- Problem requirements -
Please transcribe the data that follows without the pictures, keeping every word the same.

------ Listing ------

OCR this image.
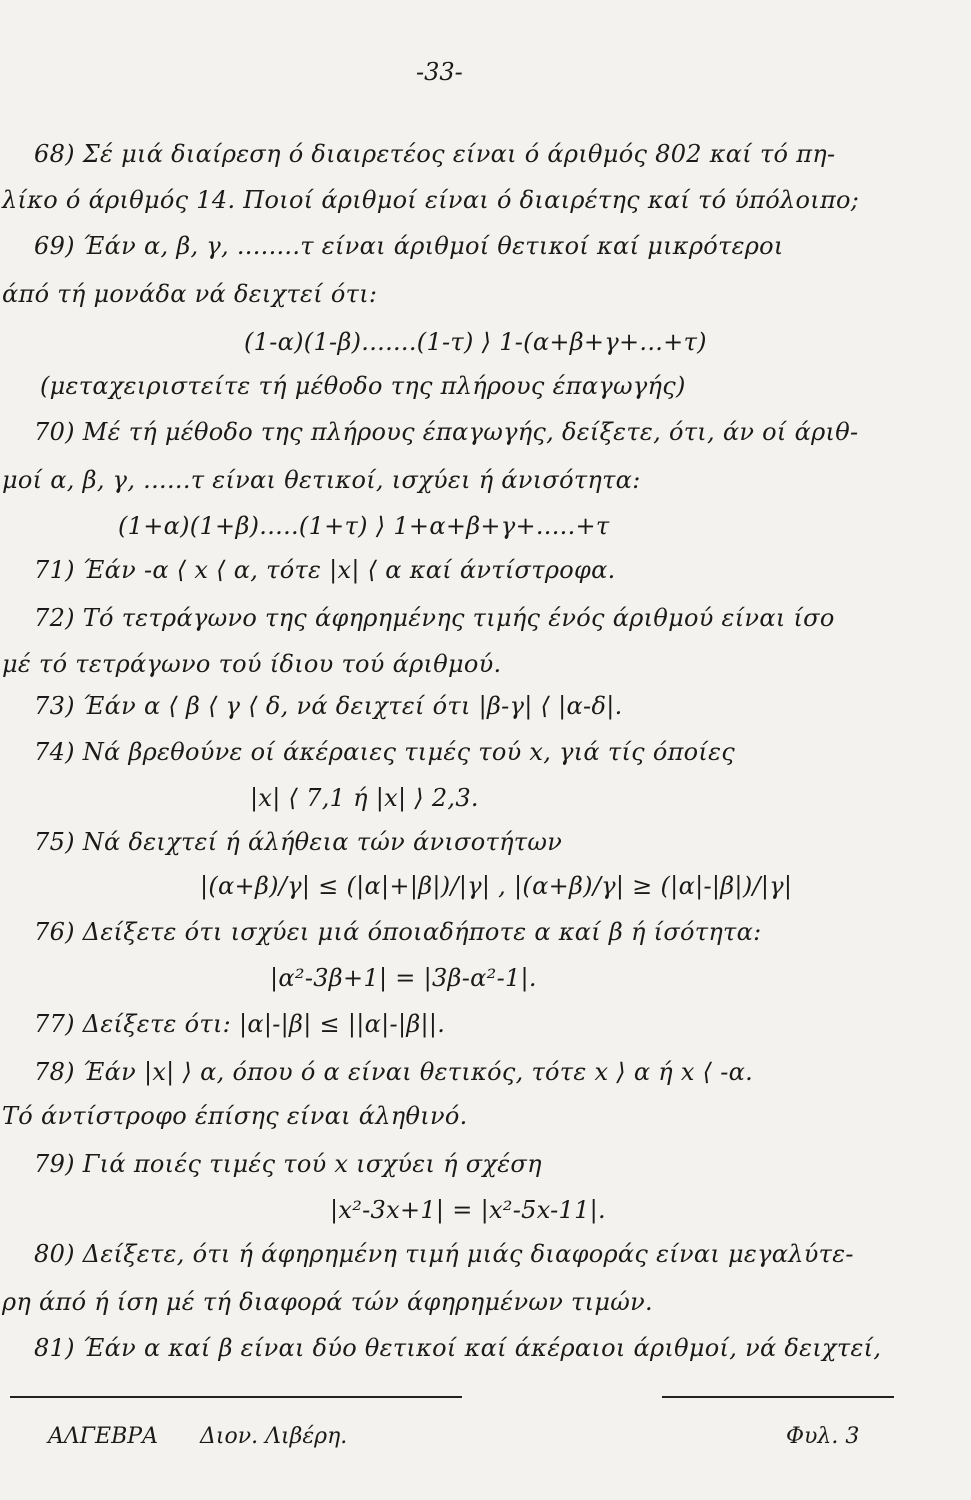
-33-
68) Σέ μιά διαίρεση ό διαιρετέος είναι ό άριθμός 802 καί τό πη-
λίκο ό άριθμός 14. Ποιοί άριθμοί είναι ό διαιρέτης καί τό ύπόλοιπο;
69) Έάν α, β, γ, ........τ είναι άριθμοί θετικοί καί μικρότεροι
άπό τή μονάδα νά δειχτεί ότι:
(1-α)(1-β).......(1-τ) ⟩ 1-(α+β+γ+...+τ)
(μεταχειριστείτε τή μέθοδο της πλήρους έπαγωγής)
70) Μέ τή μέθοδο της πλήρους έπαγωγής, δείξετε, ότι, άν οί άριθ-
μοί α, β, γ, ......τ είναι θετικοί, ισχύει ή άνισότητα:
(1+α)(1+β).....(1+τ) ⟩ 1+α+β+γ+.....+τ
71) Έάν -α ⟨ x ⟨ α, τότε |x| ⟨ α καί άντίστροφα.
72) Τό τετράγωνο της άφηρημένης τιμής ένός άριθμού είναι ίσο
μέ τό τετράγωνο τού ίδιου τού άριθμού.
73) Έάν α ⟨ β ⟨ γ ⟨ δ, νά δειχτεί ότι |β-γ| ⟨ |α-δ|.
74) Νά βρεθούνε οί άκέραιες τιμές τού x, γιά τίς όποίες
|x| ⟨ 7,1 ή |x| ⟩ 2,3.
75) Νά δειχτεί ή άλήθεια τών άνισοτήτων
|(α+β)/γ| ≤ (|α|+|β|)/|γ| , |(α+β)/γ| ≥ (|α|-|β|)/|γ|
76) Δείξετε ότι ισχύει μιά όποιαδήποτε α καί β ή ίσότητα:
|α²-3β+1| = |3β-α²-1|.
77) Δείξετε ότι: |α|-|β| ≤ ||α|-|β||.
78) Έάν |x| ⟩ α, όπου ό α είναι θετικός, τότε x ⟩ α ή x ⟨ -α.
Τό άντίστροφο έπίσης είναι άληθινό.
79) Γιά ποιές τιμές τού x ισχύει ή σχέση
|x²-3x+1| = |x²-5x-11|.
80) Δείξετε, ότι ή άφηρημένη τιμή μιάς διαφοράς είναι μεγαλύτε-
ρη άπό ή ίση μέ τή διαφορά τών άφηρημένων τιμών.
81) Έάν α καί β είναι δύο θετικοί καί άκέραιοι άριθμοί, νά δειχτεί,
ΑΛΓΕΒΡΑ Διον. Λιβέρη.	Φυλ. 3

------

- Correct result -
OCR this image.
-33-
68) Σέ μιά διαίρεση ό διαιρετέος είναι ό άριθμός 802 καί τό πη-
λίκο ό άριθμός 14. Ποιοί άριθμοί είναι ό διαιρέτης καί τό ύπόλοιπο;
69) Έάν α, β, γ, ........τ είναι άριθμοί θετικοί καί μικρότεροι
άπό τή μονάδα νά δειχτεί ότι:
(1-α)(1-β).......(1-τ) ⟩ 1-(α+β+γ+...+τ)
(μεταχειριστείτε τή μέθοδο της πλήρους έπαγωγής)
70) Μέ τή μέθοδο της πλήρους έπαγωγής, δείξετε, ότι, άν οί άριθ-
μοί α, β, γ, ......τ είναι θετικοί, ισχύει ή άνισότητα:
(1+α)(1+β).....(1+τ) ⟩ 1+α+β+γ+.....+τ
71) Έάν -α ⟨ x ⟨ α, τότε |x| ⟨ α καί άντίστροφα.
72) Τό τετράγωνο της άφηρημένης τιμής ένός άριθμού είναι ίσο
μέ τό τετράγωνο τού ίδιου τού άριθμού.
73) Έάν α ⟨ β ⟨ γ ⟨ δ, νά δειχτεί ότι |β-γ| ⟨ |α-δ|.
74) Νά βρεθούνε οί άκέραιες τιμές τού x, γιά τίς όποίες
|x| ⟨ 7,1 ή |x| ⟩ 2,3.
75) Νά δειχτεί ή άλήθεια τών άνισοτήτων
|(α+β)/γ| ≤ (|α|+|β|)/|γ| , |(α+β)/γ| ≥ (|α|-|β|)/|γ|
76) Δείξετε ότι ισχύει μιά όποιαδήποτε α καί β ή ίσότητα:
|α²-3β+1| = |3β-α²-1|.
77) Δείξετε ότι: |α|-|β| ≤ ||α|-|β||.
78) Έάν |x| ⟩ α, όπου ό α είναι θετικός, τότε x ⟩ α ή x ⟨ -α.
Τό άντίστροφο έπίσης είναι άληθινό.
79) Γιά ποιές τιμές τού x ισχύει ή σχέση
|x²-3x+1| = |x²-5x-11|.
80) Δείξετε, ότι ή άφηρημένη τιμή μιάς διαφοράς είναι μεγαλύτε-
ρη άπό ή ίση μέ τή διαφορά τών άφηρημένων τιμών.
81) Έάν α καί β είναι δύο θετικοί καί άκέραιοι άριθμοί, νά δειχτεί,
ΑΛΓΕΒΡΑ Διον. Λιβέρη.	Φυλ. 3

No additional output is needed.